DATASET EXTRACT:
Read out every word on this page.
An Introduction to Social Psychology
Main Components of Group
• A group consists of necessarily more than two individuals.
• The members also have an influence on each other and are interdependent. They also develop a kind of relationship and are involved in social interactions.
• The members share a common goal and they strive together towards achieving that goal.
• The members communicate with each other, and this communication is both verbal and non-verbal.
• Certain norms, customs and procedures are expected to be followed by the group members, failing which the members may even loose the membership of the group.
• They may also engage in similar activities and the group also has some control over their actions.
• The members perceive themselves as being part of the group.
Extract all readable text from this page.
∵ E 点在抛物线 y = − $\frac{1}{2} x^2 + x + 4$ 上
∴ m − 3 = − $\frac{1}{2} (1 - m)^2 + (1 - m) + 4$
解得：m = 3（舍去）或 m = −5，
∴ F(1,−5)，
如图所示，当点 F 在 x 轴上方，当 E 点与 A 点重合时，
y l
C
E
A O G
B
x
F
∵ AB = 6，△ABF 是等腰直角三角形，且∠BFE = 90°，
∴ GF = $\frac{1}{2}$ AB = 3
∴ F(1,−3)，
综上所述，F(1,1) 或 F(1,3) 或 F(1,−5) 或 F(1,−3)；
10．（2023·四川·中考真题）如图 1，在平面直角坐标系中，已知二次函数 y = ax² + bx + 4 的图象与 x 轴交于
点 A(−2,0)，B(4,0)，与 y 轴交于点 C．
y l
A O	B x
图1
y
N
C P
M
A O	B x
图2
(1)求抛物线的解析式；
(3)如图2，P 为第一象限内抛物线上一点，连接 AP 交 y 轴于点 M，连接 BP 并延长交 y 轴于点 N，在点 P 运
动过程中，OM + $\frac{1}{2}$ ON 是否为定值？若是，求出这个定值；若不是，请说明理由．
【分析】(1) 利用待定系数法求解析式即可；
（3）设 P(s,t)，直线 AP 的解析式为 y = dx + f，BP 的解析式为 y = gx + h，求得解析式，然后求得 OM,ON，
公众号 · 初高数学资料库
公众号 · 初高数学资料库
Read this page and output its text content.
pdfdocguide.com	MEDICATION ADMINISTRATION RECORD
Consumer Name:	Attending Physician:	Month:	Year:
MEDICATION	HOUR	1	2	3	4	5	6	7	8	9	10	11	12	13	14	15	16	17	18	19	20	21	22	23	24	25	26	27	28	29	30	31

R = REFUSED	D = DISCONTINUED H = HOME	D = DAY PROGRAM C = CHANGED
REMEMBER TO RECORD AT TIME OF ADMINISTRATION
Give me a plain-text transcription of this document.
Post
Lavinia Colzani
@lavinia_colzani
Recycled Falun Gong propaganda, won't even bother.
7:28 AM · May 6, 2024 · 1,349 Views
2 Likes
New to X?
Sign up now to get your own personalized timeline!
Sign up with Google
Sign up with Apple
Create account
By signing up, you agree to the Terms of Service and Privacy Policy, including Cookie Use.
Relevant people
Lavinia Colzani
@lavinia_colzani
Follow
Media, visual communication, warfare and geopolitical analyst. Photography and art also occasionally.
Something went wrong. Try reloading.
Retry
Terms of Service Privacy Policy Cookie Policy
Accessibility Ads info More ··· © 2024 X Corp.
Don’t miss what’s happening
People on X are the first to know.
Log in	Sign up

INSTRUCTIONS TO FOLLOW: Report how many lines include the word "each". Give nothing but the number.

SOLUTION BELOW: 2